__What the task requires__.
Output the material below in full, exactly as it is.

__Records provided__.
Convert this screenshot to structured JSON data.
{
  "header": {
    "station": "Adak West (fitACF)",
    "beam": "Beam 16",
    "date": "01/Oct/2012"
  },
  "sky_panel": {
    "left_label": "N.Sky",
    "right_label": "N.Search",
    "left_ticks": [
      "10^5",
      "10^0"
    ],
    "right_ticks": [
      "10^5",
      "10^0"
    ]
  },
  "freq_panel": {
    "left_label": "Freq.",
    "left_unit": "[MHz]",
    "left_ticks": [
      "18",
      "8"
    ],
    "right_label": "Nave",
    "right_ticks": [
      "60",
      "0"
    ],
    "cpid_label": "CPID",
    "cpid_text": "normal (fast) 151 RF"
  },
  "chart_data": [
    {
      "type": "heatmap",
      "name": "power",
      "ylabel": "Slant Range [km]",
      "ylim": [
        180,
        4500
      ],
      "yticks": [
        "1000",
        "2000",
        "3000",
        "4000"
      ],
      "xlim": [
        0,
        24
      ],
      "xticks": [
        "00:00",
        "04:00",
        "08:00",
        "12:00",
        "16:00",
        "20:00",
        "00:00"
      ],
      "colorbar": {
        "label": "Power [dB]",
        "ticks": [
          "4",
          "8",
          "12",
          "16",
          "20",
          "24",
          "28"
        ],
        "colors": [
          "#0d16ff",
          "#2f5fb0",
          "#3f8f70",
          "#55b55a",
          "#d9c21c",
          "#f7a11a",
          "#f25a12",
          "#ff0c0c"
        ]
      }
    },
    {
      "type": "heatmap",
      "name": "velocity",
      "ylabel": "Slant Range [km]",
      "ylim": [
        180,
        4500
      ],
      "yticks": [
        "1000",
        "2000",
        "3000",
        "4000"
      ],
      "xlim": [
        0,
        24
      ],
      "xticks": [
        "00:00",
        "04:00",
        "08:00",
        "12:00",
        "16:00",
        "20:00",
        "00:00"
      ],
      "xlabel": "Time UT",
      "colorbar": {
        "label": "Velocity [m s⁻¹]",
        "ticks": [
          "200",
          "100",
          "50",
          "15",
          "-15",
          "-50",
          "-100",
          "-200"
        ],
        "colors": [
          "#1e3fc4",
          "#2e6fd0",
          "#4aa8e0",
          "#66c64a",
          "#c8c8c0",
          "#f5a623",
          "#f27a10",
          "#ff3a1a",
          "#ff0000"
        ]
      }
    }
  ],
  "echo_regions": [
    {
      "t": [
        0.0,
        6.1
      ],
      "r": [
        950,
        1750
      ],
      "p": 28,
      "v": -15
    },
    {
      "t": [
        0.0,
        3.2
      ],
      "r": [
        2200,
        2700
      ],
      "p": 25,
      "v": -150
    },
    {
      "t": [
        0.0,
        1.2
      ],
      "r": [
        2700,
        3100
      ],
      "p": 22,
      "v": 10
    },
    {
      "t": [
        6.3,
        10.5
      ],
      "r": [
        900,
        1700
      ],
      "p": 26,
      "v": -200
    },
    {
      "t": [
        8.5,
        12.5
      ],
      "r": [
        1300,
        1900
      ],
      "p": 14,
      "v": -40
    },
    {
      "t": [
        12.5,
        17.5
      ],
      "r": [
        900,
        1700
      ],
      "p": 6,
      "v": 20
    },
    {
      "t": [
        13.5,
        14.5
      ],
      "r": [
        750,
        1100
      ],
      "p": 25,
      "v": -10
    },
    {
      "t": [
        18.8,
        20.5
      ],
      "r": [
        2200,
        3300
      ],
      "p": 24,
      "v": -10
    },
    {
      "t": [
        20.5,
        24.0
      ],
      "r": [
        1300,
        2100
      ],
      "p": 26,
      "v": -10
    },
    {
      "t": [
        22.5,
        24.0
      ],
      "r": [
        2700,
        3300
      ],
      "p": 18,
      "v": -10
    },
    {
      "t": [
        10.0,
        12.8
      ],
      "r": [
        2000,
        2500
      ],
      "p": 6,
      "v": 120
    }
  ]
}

__Solution to this task__.
Convert this screenshot to structured JSON data.
{
  "header": {
    "station": "Adak West (fitACF)",
    "beam": "Beam 16",
    "date": "01/Oct/2012"
  },
  "sky_panel": {
    "left_label": "N.Sky",
    "right_label": "N.Search",
    "left_ticks": [
      "10^5",
      "10^0"
    ],
    "right_ticks": [
      "10^5",
      "10^0"
    ]
  },
  "freq_panel": {
    "left_label": "Freq.",
    "left_unit": "[MHz]",
    "left_ticks": [
      "18",
      "8"
    ],
    "right_label": "Nave",
    "right_ticks": [
      "60",
      "0"
    ],
    "cpid_label": "CPID",
    "cpid_text": "normal (fast) 151 RF"
  },
  "chart_data": [
    {
      "type": "heatmap",
      "name": "power",
      "ylabel": "Slant Range [km]",
      "ylim": [
        180,
        4500
      ],
      "yticks": [
        "1000",
        "2000",
        "3000",
        "4000"
      ],
      "xlim": [
        0,
        24
      ],
      "xticks": [
        "00:00",
        "04:00",
        "08:00",
        "12:00",
        "16:00",
        "20:00",
        "00:00"
      ],
      "colorbar": {
        "label": "Power [dB]",
        "ticks": [
          "4",
          "8",
          "12",
          "16",
          "20",
          "24",
          "28"
        ],
        "colors": [
          "#0d16ff",
          "#2f5fb0",
          "#3f8f70",
          "#55b55a",
          "#d9c21c",
          "#f7a11a",
          "#f25a12",
          "#ff0c0c"
        ]
      }
    },
    {
      "type": "heatmap",
      "name": "velocity",
      "ylabel": "Slant Range [km]",
      "ylim": [
        180,
        4500
      ],
      "yticks": [
        "1000",
        "2000",
        "3000",
        "4000"
      ],
      "xlim": [
        0,
        24
      ],
      "xticks": [
        "00:00",
        "04:00",
        "08:00",
        "12:00",
        "16:00",
        "20:00",
        "00:00"
      ],
      "xlabel": "Time UT",
      "colorbar": {
        "label": "Velocity [m s⁻¹]",
        "ticks": [
          "200",
          "100",
          "50",
          "15",
          "-15",
          "-50",
          "-100",
          "-200"
        ],
        "colors": [
          "#1e3fc4",
          "#2e6fd0",
          "#4aa8e0",
          "#66c64a",
          "#c8c8c0",
          "#f5a623",
          "#f27a10",
          "#ff3a1a",
          "#ff0000"
        ]
      }
    }
  ],
  "echo_regions": [
    {
      "t": [
        0.0,
        6.1
      ],
      "r": [
        950,
        1750
      ],
      "p": 28,
      "v": -15
    },
    {
      "t": [
        0.0,
        3.2
      ],
      "r": [
        2200,
        2700
      ],
      "p": 25,
      "v": -150
    },
    {
      "t": [
        0.0,
        1.2
      ],
      "r": [
        2700,
        3100
      ],
      "p": 22,
      "v": 10
    },
    {
      "t": [
        6.3,
        10.5
      ],
      "r": [
        900,
        1700
      ],
      "p": 26,
      "v": -200
    },
    {
      "t": [
        8.5,
        12.5
      ],
      "r": [
        1300,
        1900
      ],
      "p": 14,
      "v": -40
    },
    {
      "t": [
        12.5,
        17.5
      ],
      "r": [
        900,
        1700
      ],
      "p": 6,
      "v": 20
    },
    {
      "t": [
        13.5,
        14.5
      ],
      "r": [
        750,
        1100
      ],
      "p": 25,
      "v": -10
    },
    {
      "t": [
        18.8,
        20.5
      ],
      "r": [
        2200,
        3300
      ],
      "p": 24,
      "v": -10
    },
    {
      "t": [
        20.5,
        24.0
      ],
      "r": [
        1300,
        2100
      ],
      "p": 26,
      "v": -10
    },
    {
      "t": [
        22.5,
        24.0
      ],
      "r": [
        2700,
        3300
      ],
      "p": 18,
      "v": -10
    },
    {
      "t": [
        10.0,
        12.8
      ],
      "r": [
        2000,
        2500
      ],
      "p": 6,
      "v": 120
    }
  ]
}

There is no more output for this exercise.